| WHAT THE EXERCISE ASKS |
Write out all of the lines below, exactly and completely.
----
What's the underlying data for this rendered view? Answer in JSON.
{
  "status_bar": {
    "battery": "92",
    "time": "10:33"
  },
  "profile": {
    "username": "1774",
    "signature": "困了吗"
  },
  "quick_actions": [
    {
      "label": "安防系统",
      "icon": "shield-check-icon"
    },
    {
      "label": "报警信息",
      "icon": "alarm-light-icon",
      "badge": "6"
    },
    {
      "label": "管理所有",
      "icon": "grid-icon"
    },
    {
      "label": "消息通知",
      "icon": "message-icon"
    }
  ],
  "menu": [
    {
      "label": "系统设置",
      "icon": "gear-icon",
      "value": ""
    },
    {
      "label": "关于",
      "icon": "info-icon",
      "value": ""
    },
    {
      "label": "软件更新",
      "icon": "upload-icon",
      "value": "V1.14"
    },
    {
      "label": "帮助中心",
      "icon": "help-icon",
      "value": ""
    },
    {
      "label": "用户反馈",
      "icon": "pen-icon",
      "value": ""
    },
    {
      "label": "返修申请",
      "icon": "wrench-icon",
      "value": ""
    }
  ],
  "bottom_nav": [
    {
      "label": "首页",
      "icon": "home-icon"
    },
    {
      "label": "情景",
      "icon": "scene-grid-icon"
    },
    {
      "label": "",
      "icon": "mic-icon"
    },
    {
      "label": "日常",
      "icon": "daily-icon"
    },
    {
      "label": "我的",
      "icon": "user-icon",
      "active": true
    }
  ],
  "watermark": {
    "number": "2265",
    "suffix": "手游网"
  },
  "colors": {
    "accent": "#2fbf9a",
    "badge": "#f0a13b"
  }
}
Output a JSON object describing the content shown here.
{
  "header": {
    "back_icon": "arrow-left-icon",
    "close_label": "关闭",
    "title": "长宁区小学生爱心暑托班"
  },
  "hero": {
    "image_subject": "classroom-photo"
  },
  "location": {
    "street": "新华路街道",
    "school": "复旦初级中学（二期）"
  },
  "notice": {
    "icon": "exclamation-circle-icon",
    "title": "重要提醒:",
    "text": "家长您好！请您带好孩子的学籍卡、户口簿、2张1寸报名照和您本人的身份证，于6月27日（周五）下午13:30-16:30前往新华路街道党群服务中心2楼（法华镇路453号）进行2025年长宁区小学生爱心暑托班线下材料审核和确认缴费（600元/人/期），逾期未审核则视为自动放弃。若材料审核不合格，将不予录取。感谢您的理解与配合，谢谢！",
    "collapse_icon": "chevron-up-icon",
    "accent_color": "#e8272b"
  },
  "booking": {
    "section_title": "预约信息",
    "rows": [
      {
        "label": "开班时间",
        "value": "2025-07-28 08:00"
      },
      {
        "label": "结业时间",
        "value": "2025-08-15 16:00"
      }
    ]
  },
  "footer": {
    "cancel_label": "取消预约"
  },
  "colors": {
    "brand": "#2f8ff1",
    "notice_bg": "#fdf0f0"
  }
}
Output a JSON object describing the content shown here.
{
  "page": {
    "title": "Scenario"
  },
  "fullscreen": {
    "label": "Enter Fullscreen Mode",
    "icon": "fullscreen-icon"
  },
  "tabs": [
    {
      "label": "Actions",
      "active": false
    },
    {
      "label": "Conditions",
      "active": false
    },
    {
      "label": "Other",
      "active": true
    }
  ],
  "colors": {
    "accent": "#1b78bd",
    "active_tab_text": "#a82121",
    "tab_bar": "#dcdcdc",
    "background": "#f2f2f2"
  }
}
----
| TASK ANSWER |
What's the underlying data for this rendered view? Answer in JSON.
{
  "status_bar": {
    "battery": "92",
    "time": "10:33"
  },
  "profile": {
    "username": "1774",
    "signature": "困了吗"
  },
  "quick_actions": [
    {
      "label": "安防系统",
      "icon": "shield-check-icon"
    },
    {
      "label": "报警信息",
      "icon": "alarm-light-icon",
      "badge": "6"
    },
    {
      "label": "管理所有",
      "icon": "grid-icon"
    },
    {
      "label": "消息通知",
      "icon": "message-icon"
    }
  ],
  "menu": [
    {
      "label": "系统设置",
      "icon": "gear-icon",
      "value": ""
    },
    {
      "label": "关于",
      "icon": "info-icon",
      "value": ""
    },
    {
      "label": "软件更新",
      "icon": "upload-icon",
      "value": "V1.14"
    },
    {
      "label": "帮助中心",
      "icon": "help-icon",
      "value": ""
    },
    {
      "label": "用户反馈",
      "icon": "pen-icon",
      "value": ""
    },
    {
      "label": "返修申请",
      "icon": "wrench-icon",
      "value": ""
    }
  ],
  "bottom_nav": [
    {
      "label": "首页",
      "icon": "home-icon"
    },
    {
      "label": "情景",
      "icon": "scene-grid-icon"
    },
    {
      "label": "",
      "icon": "mic-icon"
    },
    {
      "label": "日常",
      "icon": "daily-icon"
    },
    {
      "label": "我的",
      "icon": "user-icon",
      "active": true
    }
  ],
  "watermark": {
    "number": "2265",
    "suffix": "手游网"
  },
  "colors": {
    "accent": "#2fbf9a",
    "badge": "#f0a13b"
  }
}
Output a JSON object describing the content shown here.
{
  "header": {
    "back_icon": "arrow-left-icon",
    "close_label": "关闭",
    "title": "长宁区小学生爱心暑托班"
  },
  "hero": {
    "image_subject": "classroom-photo"
  },
  "location": {
    "street": "新华路街道",
    "school": "复旦初级中学（二期）"
  },
  "notice": {
    "icon": "exclamation-circle-icon",
    "title": "重要提醒:",
    "text": "家长您好！请您带好孩子的学籍卡、户口簿、2张1寸报名照和您本人的身份证，于6月27日（周五）下午13:30-16:30前往新华路街道党群服务中心2楼（法华镇路453号）进行2025年长宁区小学生爱心暑托班线下材料审核和确认缴费（600元/人/期），逾期未审核则视为自动放弃。若材料审核不合格，将不予录取。感谢您的理解与配合，谢谢！",
    "collapse_icon": "chevron-up-icon",
    "accent_color": "#e8272b"
  },
  "booking": {
    "section_title": "预约信息",
    "rows": [
      {
        "label": "开班时间",
        "value": "2025-07-28 08:00"
      },
      {
        "label": "结业时间",
        "value": "2025-08-15 16:00"
      }
    ]
  },
  "footer": {
    "cancel_label": "取消预约"
  },
  "colors": {
    "brand": "#2f8ff1",
    "notice_bg": "#fdf0f0"
  }
}
Output a JSON object describing the content shown here.
{
  "page": {
    "title": "Scenario"
  },
  "fullscreen": {
    "label": "Enter Fullscreen Mode",
    "icon": "fullscreen-icon"
  },
  "tabs": [
    {
      "label": "Actions",
      "active": false
    },
    {
      "label": "Conditions",
      "active": false
    },
    {
      "label": "Other",
      "active": true
    }
  ],
  "colors": {
    "accent": "#1b78bd",
    "active_tab_text": "#a82121",
    "tab_bar": "#dcdcdc",
    "background": "#f2f2f2"
  }
}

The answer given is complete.